# start of Dataset rows
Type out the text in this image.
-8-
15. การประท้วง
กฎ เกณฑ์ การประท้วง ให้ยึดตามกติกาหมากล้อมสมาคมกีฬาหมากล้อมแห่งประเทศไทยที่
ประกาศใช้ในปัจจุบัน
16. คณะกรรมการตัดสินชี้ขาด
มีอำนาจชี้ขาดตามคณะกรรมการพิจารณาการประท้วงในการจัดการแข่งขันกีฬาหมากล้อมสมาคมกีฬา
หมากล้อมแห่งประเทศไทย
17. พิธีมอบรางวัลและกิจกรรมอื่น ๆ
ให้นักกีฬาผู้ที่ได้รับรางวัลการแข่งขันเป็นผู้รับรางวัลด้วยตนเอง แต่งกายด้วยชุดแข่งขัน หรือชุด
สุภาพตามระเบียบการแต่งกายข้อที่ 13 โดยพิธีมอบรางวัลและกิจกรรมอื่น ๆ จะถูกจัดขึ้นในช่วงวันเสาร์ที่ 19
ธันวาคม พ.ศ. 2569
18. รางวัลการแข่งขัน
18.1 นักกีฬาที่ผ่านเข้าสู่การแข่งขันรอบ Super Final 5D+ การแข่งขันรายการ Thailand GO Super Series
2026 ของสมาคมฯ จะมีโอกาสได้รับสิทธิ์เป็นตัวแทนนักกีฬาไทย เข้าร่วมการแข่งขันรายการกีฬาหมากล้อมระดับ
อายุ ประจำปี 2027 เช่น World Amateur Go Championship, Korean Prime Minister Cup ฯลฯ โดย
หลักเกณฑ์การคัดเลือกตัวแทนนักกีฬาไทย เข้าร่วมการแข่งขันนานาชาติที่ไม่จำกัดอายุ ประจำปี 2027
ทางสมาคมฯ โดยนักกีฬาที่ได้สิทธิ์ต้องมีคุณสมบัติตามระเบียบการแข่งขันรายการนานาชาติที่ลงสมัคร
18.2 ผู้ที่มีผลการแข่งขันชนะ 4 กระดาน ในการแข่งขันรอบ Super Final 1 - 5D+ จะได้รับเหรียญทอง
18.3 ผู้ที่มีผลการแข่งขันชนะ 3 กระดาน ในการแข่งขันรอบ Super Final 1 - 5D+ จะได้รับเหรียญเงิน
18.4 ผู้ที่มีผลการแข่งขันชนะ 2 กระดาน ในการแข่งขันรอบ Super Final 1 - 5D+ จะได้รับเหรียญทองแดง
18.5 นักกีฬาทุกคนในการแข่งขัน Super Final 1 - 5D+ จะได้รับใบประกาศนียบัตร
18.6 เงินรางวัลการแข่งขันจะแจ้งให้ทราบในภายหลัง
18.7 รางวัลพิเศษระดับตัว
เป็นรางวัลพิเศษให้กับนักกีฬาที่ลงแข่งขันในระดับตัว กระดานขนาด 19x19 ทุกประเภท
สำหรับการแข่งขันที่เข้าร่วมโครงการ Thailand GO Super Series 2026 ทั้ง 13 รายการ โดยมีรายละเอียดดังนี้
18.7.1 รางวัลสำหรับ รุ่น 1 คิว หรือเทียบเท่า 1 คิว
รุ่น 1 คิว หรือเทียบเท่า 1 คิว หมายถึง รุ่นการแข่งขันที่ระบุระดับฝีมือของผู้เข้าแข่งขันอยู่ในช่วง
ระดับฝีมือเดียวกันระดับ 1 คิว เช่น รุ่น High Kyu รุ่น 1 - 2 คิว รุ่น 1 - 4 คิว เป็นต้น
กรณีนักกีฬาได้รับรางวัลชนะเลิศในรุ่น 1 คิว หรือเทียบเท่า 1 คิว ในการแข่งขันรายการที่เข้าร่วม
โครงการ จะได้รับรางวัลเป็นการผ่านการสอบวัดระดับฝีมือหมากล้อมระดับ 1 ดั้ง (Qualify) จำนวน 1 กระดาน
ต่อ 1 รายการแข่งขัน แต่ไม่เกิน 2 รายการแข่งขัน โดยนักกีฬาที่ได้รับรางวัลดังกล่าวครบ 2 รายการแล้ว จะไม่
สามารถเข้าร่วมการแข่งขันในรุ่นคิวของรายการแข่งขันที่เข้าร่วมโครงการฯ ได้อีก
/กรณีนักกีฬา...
# end of Dataset rows
- _Stated exercise_
Go through the material above line by line and copy it exactly.

- _Task response_
Type out the text in this image.
-8-
15. การประท้วง
กฎ เกณฑ์ การประท้วง ให้ยึดตามกติกาหมากล้อมสมาคมกีฬาหมากล้อมแห่งประเทศไทยที่
ประกาศใช้ในปัจจุบัน
16. คณะกรรมการตัดสินชี้ขาด
มีอำนาจชี้ขาดตามคณะกรรมการพิจารณาการประท้วงในการจัดการแข่งขันกีฬาหมากล้อมสมาคมกีฬา
หมากล้อมแห่งประเทศไทย
17. พิธีมอบรางวัลและกิจกรรมอื่น ๆ
ให้นักกีฬาผู้ที่ได้รับรางวัลการแข่งขันเป็นผู้รับรางวัลด้วยตนเอง แต่งกายด้วยชุดแข่งขัน หรือชุด
สุภาพตามระเบียบการแต่งกายข้อที่ 13 โดยพิธีมอบรางวัลและกิจกรรมอื่น ๆ จะถูกจัดขึ้นในช่วงวันเสาร์ที่ 19
ธันวาคม พ.ศ. 2569
18. รางวัลการแข่งขัน
18.1 นักกีฬาที่ผ่านเข้าสู่การแข่งขันรอบ Super Final 5D+ การแข่งขันรายการ Thailand GO Super Series
2026 ของสมาคมฯ จะมีโอกาสได้รับสิทธิ์เป็นตัวแทนนักกีฬาไทย เข้าร่วมการแข่งขันรายการกีฬาหมากล้อมระดับ
อายุ ประจำปี 2027 เช่น World Amateur Go Championship, Korean Prime Minister Cup ฯลฯ โดย
หลักเกณฑ์การคัดเลือกตัวแทนนักกีฬาไทย เข้าร่วมการแข่งขันนานาชาติที่ไม่จำกัดอายุ ประจำปี 2027
ทางสมาคมฯ โดยนักกีฬาที่ได้สิทธิ์ต้องมีคุณสมบัติตามระเบียบการแข่งขันรายการนานาชาติที่ลงสมัคร
18.2 ผู้ที่มีผลการแข่งขันชนะ 4 กระดาน ในการแข่งขันรอบ Super Final 1 - 5D+ จะได้รับเหรียญทอง
18.3 ผู้ที่มีผลการแข่งขันชนะ 3 กระดาน ในการแข่งขันรอบ Super Final 1 - 5D+ จะได้รับเหรียญเงิน
18.4 ผู้ที่มีผลการแข่งขันชนะ 2 กระดาน ในการแข่งขันรอบ Super Final 1 - 5D+ จะได้รับเหรียญทองแดง
18.5 นักกีฬาทุกคนในการแข่งขัน Super Final 1 - 5D+ จะได้รับใบประกาศนียบัตร
18.6 เงินรางวัลการแข่งขันจะแจ้งให้ทราบในภายหลัง
18.7 รางวัลพิเศษระดับตัว
เป็นรางวัลพิเศษให้กับนักกีฬาที่ลงแข่งขันในระดับตัว กระดานขนาด 19x19 ทุกประเภท
สำหรับการแข่งขันที่เข้าร่วมโครงการ Thailand GO Super Series 2026 ทั้ง 13 รายการ โดยมีรายละเอียดดังนี้
18.7.1 รางวัลสำหรับ รุ่น 1 คิว หรือเทียบเท่า 1 คิว
รุ่น 1 คิว หรือเทียบเท่า 1 คิว หมายถึง รุ่นการแข่งขันที่ระบุระดับฝีมือของผู้เข้าแข่งขันอยู่ในช่วง
ระดับฝีมือเดียวกันระดับ 1 คิว เช่น รุ่น High Kyu รุ่น 1 - 2 คิว รุ่น 1 - 4 คิว เป็นต้น
กรณีนักกีฬาได้รับรางวัลชนะเลิศในรุ่น 1 คิว หรือเทียบเท่า 1 คิว ในการแข่งขันรายการที่เข้าร่วม
โครงการ จะได้รับรางวัลเป็นการผ่านการสอบวัดระดับฝีมือหมากล้อมระดับ 1 ดั้ง (Qualify) จำนวน 1 กระดาน
ต่อ 1 รายการแข่งขัน แต่ไม่เกิน 2 รายการแข่งขัน โดยนักกีฬาที่ได้รับรางวัลดังกล่าวครบ 2 รายการแล้ว จะไม่
สามารถเข้าร่วมการแข่งขันในรุ่นคิวของรายการแข่งขันที่เข้าร่วมโครงการฯ ได้อีก
/กรณีนักกีฬา...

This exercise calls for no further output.